[What is asked]: Extract every line that contains the string "même".

━━━━━━━━

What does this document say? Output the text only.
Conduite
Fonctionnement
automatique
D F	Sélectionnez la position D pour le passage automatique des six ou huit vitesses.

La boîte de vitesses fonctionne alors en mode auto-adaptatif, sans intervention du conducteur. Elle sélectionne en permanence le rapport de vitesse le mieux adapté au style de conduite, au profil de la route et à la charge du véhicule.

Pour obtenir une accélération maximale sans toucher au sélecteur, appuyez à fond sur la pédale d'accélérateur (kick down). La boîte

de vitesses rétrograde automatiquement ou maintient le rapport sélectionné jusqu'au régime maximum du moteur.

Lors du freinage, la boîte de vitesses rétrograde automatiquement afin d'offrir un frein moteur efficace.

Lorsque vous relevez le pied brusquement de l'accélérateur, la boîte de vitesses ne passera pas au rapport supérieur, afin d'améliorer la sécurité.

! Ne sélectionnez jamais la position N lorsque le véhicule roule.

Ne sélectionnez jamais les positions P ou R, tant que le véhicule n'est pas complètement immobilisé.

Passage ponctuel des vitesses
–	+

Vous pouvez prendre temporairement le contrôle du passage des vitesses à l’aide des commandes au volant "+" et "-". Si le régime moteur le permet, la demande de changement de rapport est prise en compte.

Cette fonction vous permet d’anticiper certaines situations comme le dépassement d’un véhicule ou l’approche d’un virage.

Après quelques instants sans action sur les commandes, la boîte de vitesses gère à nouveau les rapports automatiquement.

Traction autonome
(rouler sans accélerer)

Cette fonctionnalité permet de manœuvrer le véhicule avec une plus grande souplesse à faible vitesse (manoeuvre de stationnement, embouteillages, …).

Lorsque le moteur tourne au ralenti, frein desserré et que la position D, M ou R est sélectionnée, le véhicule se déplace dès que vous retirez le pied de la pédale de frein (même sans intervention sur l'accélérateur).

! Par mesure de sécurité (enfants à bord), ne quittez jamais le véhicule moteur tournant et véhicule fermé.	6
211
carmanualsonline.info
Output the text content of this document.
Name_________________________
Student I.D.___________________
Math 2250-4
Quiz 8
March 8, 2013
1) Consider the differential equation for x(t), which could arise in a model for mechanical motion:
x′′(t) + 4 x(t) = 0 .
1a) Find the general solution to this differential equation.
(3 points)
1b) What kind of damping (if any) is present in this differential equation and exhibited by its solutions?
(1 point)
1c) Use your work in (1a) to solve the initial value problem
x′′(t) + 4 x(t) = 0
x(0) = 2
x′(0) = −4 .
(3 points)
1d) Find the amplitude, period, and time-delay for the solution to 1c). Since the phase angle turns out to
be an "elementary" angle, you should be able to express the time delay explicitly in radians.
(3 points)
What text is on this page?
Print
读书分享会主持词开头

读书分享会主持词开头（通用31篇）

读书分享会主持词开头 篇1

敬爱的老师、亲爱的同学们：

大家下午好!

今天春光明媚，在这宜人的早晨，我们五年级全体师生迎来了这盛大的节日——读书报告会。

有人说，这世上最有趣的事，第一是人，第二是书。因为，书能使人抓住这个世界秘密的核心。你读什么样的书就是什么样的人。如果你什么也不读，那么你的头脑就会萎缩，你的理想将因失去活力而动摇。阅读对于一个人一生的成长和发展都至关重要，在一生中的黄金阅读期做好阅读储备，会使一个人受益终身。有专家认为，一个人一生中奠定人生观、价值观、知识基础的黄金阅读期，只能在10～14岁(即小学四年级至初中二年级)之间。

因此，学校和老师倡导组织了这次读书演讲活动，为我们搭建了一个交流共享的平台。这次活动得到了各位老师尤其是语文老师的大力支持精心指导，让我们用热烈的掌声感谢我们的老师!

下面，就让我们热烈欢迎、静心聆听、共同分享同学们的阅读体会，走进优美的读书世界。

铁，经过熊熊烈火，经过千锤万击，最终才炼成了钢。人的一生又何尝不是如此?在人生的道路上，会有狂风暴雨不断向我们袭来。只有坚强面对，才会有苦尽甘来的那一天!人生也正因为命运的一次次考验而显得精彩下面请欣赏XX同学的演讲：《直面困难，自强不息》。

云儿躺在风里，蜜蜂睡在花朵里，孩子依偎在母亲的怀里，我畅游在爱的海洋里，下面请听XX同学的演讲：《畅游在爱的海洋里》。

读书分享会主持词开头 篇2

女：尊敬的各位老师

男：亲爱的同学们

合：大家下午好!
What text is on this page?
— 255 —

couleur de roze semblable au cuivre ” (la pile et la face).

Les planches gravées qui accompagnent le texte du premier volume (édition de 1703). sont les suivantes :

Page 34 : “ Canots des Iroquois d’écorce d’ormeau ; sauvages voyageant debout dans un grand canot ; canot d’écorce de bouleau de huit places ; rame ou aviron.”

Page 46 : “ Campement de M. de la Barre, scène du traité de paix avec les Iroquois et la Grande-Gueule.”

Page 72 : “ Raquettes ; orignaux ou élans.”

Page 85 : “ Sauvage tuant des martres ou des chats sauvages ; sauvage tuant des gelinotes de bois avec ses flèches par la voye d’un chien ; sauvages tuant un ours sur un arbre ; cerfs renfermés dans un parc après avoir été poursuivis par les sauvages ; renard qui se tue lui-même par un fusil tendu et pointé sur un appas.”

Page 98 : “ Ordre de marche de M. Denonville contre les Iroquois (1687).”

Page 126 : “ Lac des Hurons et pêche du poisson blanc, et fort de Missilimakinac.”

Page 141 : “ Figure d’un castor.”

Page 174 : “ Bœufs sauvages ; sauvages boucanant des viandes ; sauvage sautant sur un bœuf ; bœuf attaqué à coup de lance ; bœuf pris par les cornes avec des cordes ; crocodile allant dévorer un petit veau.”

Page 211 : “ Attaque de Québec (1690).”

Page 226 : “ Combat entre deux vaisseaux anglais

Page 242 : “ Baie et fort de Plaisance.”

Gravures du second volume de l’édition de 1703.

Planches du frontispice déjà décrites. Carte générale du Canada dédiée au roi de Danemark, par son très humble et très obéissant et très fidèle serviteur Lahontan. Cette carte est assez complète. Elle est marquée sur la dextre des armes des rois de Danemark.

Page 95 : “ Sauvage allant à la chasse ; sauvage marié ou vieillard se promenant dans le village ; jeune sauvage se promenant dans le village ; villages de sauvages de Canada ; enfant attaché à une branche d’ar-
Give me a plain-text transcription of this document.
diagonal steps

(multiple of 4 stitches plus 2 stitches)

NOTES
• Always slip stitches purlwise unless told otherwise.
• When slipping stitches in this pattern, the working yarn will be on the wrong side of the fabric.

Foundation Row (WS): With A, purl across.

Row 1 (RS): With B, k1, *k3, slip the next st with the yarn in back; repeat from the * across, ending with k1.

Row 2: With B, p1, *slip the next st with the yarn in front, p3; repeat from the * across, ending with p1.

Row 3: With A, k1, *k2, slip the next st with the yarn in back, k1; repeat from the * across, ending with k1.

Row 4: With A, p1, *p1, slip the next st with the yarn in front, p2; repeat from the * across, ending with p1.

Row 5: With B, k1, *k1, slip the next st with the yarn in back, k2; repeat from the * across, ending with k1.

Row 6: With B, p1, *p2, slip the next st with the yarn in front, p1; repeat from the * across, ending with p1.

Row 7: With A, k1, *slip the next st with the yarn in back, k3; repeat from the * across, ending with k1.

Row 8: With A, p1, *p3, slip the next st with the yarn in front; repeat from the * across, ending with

━━━━━━━━

[Answer to the exercise]:
Lorsque le moteur tourne au ralenti, frein desserré et que la position D, M ou R est sélectionnée, le véhicule se déplace dès que vous retirez le pied de la pédale de frein (même sans intervention sur l'accélérateur).
Page 85 : “ Sauvage tuant des martres ou des chats sauvages ; sauvage tuant des gelinotes de bois avec ses flèches par la voye d’un chien ; sauvages tuant un ours sur un arbre ; cerfs renfermés dans un parc après avoir été poursuivis par les sauvages ; renard qui se tue lui-même par un fusil tendu et pointé sur un appas.”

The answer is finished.